Written task. Identify all lines below that hold "Fmax" and collect them.

Material shown.

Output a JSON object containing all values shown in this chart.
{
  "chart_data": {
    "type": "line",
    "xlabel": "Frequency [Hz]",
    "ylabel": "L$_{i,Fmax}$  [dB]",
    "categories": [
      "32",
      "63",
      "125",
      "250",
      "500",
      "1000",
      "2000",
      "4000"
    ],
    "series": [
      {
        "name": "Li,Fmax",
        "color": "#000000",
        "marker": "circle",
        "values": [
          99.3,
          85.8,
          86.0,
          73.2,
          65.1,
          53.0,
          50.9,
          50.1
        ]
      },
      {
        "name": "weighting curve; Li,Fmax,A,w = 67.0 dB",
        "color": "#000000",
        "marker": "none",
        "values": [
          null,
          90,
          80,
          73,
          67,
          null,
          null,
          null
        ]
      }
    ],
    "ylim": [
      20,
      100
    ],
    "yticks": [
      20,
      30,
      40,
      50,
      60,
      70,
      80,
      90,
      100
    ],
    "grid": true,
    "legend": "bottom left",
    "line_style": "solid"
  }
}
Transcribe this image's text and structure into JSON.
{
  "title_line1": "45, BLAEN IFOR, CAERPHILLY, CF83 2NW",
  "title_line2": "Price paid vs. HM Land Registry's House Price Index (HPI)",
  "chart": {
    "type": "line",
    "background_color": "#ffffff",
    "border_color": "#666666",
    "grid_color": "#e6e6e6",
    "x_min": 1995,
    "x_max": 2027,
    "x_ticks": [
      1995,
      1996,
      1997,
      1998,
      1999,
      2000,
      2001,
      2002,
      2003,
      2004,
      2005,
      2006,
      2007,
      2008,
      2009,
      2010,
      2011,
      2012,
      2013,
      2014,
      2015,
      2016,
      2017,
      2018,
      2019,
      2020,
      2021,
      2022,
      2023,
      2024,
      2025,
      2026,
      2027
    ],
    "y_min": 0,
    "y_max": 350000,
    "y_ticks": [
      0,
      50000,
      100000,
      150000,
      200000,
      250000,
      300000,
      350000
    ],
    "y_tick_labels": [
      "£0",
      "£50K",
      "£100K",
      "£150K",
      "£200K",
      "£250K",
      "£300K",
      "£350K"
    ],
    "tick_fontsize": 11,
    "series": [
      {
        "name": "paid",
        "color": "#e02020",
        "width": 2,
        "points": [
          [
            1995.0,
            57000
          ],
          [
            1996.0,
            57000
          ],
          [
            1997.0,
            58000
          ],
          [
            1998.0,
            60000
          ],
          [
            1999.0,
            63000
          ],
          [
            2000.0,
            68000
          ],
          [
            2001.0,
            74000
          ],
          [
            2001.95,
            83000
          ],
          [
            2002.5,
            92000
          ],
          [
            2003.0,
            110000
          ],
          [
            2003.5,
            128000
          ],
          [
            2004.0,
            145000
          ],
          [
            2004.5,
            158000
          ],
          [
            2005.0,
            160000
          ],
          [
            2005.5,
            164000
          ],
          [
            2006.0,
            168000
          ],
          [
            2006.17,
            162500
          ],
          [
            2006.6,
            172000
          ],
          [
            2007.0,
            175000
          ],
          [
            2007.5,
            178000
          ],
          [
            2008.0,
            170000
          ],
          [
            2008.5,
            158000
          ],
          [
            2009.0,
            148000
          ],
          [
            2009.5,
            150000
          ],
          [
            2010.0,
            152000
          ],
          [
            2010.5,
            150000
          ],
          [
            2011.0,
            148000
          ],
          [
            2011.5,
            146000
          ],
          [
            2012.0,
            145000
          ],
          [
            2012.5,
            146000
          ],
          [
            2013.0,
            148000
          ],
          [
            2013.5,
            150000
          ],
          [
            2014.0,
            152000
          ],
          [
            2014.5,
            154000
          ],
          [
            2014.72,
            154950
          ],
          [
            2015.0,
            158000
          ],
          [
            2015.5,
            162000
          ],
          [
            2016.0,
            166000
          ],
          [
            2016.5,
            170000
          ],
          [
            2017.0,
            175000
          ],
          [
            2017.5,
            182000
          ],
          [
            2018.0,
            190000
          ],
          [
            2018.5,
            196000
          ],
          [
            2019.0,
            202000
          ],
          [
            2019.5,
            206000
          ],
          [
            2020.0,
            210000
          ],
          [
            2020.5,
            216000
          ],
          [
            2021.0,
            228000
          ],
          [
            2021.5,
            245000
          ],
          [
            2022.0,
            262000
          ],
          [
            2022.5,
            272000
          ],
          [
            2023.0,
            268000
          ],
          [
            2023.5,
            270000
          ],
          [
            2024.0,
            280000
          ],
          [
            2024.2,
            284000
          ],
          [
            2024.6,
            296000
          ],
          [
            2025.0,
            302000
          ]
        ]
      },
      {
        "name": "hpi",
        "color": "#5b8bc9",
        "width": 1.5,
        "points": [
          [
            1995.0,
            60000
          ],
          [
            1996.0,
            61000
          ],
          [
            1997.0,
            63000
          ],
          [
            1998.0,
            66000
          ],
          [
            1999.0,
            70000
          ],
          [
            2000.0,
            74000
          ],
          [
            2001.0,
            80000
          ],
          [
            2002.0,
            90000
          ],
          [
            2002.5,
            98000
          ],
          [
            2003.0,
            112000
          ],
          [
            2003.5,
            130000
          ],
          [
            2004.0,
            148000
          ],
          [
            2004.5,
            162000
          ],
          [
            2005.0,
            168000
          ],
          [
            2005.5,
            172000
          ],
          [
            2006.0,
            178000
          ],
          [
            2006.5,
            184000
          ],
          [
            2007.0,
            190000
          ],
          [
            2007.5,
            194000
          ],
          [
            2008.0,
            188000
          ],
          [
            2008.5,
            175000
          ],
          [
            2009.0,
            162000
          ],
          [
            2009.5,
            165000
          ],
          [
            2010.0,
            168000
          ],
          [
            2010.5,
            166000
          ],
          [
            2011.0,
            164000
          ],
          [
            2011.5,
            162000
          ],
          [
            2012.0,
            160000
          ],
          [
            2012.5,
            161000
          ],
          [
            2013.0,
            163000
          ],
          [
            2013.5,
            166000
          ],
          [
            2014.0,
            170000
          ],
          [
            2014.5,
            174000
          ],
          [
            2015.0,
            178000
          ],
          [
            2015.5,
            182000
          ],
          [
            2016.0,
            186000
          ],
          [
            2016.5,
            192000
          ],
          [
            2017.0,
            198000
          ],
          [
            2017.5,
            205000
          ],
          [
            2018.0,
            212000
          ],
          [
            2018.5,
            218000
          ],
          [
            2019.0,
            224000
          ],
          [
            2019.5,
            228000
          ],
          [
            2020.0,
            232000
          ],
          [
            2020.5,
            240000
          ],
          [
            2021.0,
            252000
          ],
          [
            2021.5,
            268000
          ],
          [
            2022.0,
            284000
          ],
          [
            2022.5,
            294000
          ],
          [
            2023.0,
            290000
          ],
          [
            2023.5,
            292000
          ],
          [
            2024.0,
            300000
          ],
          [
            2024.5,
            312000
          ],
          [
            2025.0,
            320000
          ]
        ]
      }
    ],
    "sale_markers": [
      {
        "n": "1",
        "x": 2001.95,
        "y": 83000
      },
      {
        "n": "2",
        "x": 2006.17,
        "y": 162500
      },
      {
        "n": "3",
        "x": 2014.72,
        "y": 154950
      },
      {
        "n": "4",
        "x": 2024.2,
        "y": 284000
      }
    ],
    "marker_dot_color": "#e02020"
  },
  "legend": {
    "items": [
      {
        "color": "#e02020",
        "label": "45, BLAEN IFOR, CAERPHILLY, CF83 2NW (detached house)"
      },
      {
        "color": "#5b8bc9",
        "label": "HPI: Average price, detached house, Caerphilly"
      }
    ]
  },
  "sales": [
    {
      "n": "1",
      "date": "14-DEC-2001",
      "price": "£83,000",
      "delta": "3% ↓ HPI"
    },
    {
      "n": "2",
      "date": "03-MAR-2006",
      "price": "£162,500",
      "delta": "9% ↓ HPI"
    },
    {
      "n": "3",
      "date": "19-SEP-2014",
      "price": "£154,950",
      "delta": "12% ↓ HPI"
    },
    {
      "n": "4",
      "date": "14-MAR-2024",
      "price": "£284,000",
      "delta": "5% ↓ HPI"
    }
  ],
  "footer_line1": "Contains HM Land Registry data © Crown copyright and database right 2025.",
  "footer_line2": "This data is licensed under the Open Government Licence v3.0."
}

Output of the task.
    "ylabel": "L$_{i,Fmax}$  [dB]",
        "name": "Li,Fmax",
        "name": "weighting curve; Li,Fmax,A,w = 67.0 dB",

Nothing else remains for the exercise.